> Tekst do czytania
◆ ◆ ◆ ◆ ◆ ◆ ◆
ECTACO Info | jetBook Color Review (Polish)
Ectaco JetBook Color to pierwszy na rynku kolorowy
czytnik książek elektronicznych oparty na technologii E-Ink. Urządzenie to
zadebiutowało już w zeszłym roku, jednak dostępne było jedynie na terenie Rosji,
gdzie sprawdzano czy czytnik ten mógłby znaleźć zastosowanie w edukacji, wyniki
były obiecujące. W związku z tym kilka miesięcy później firma Ectaco wypuściła
na rynek wersję anglojęzyczną.
W tej chwili Ectaco JetBook Color posiada wsparcie dla
kilku języków w m.in.: rosyjski, angielski, hiszpański, portugalski, niemiecki
oraz kilka innych. W przyszłości ta lista ma się powiększyć między innymi o
język polski. Odczytuje standardowo pliki formatów: PDF, ePub, Mobi, PRC, RTF,
TXT, FB2, djvu, JPG, Gif, PNG, BMP. Zaznaczyć też trzeba, iż urządzenie to
zdobyło prestiżową nagrodę w dziedzinie innowacji edukacyjnych, Innovation Award
Winner na targach CES 2012.
◆ ◆ ◆ ◆ ◆ ◆ ◆
> Dane

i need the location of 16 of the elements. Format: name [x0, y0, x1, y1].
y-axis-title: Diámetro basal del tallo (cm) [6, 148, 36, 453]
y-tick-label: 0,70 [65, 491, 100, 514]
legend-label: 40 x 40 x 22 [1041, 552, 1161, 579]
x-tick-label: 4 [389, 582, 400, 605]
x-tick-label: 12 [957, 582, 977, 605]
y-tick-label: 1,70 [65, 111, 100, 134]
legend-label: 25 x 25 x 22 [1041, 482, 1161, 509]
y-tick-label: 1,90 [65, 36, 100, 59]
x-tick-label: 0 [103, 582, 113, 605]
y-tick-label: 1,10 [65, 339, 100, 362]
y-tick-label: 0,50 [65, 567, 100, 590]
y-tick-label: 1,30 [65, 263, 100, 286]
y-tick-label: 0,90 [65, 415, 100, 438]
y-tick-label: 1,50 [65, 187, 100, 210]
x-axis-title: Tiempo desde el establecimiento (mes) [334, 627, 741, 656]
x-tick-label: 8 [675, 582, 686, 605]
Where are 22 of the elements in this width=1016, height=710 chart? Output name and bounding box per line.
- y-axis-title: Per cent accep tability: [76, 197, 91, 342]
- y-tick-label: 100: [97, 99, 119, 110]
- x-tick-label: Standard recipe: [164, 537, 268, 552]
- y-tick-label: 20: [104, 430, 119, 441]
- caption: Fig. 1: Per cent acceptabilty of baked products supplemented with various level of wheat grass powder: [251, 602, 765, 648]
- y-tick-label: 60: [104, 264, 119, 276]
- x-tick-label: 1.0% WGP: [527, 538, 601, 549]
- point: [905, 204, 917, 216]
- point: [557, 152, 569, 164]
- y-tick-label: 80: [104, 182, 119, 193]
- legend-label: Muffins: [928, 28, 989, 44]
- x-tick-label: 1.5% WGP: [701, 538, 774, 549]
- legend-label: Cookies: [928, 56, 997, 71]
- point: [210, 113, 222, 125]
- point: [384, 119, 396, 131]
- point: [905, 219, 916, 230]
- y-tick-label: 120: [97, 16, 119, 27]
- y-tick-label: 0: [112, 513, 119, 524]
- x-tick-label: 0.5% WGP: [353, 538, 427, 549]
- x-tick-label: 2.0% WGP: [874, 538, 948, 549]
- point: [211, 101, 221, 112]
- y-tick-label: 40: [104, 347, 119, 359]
◆ ◆ ◆ ◆ ◆ ◆ ◆
> Zadanie pisemne 1
Jaką nagrodę zdobył czytnik opisany w tekście o Ectaco JetBook Color i na jakich targach ją otrzymał?
> Zadanie pisemne 2
Podejmij tekst o czytniku Ectaco JetBook Color tam, gdzie się urywa, i dopisz jego dalszy ciąg.

> Odpowiedź 1
Zdobył nagrodę Innovation Award Winner w dziedzinie innowacji edukacyjnych na targach CES 2012.

> Odpowiedź 2
Recenzje przedstawiam dopiero teraz a nie zaraz po zakupie,
ponieważ wiele z zapowiadanych opcji było niedostępnych. Pojawiały się też
liczne błędy przeszkadzające w użytkowaniu. Na szczęście naprawiono dużą cześć z
nich w pierwszej większej aktualizacji (druga planowana jest na pierwszego
kwietnia). Teraz wreszcie JetBook Color może zacząć pokazywać swoje
możliwości.
Wyświetlacz.
Podstawową
i najbardziej reklamowaną cechą czytnika jest możliwość wyświetlania kolorów.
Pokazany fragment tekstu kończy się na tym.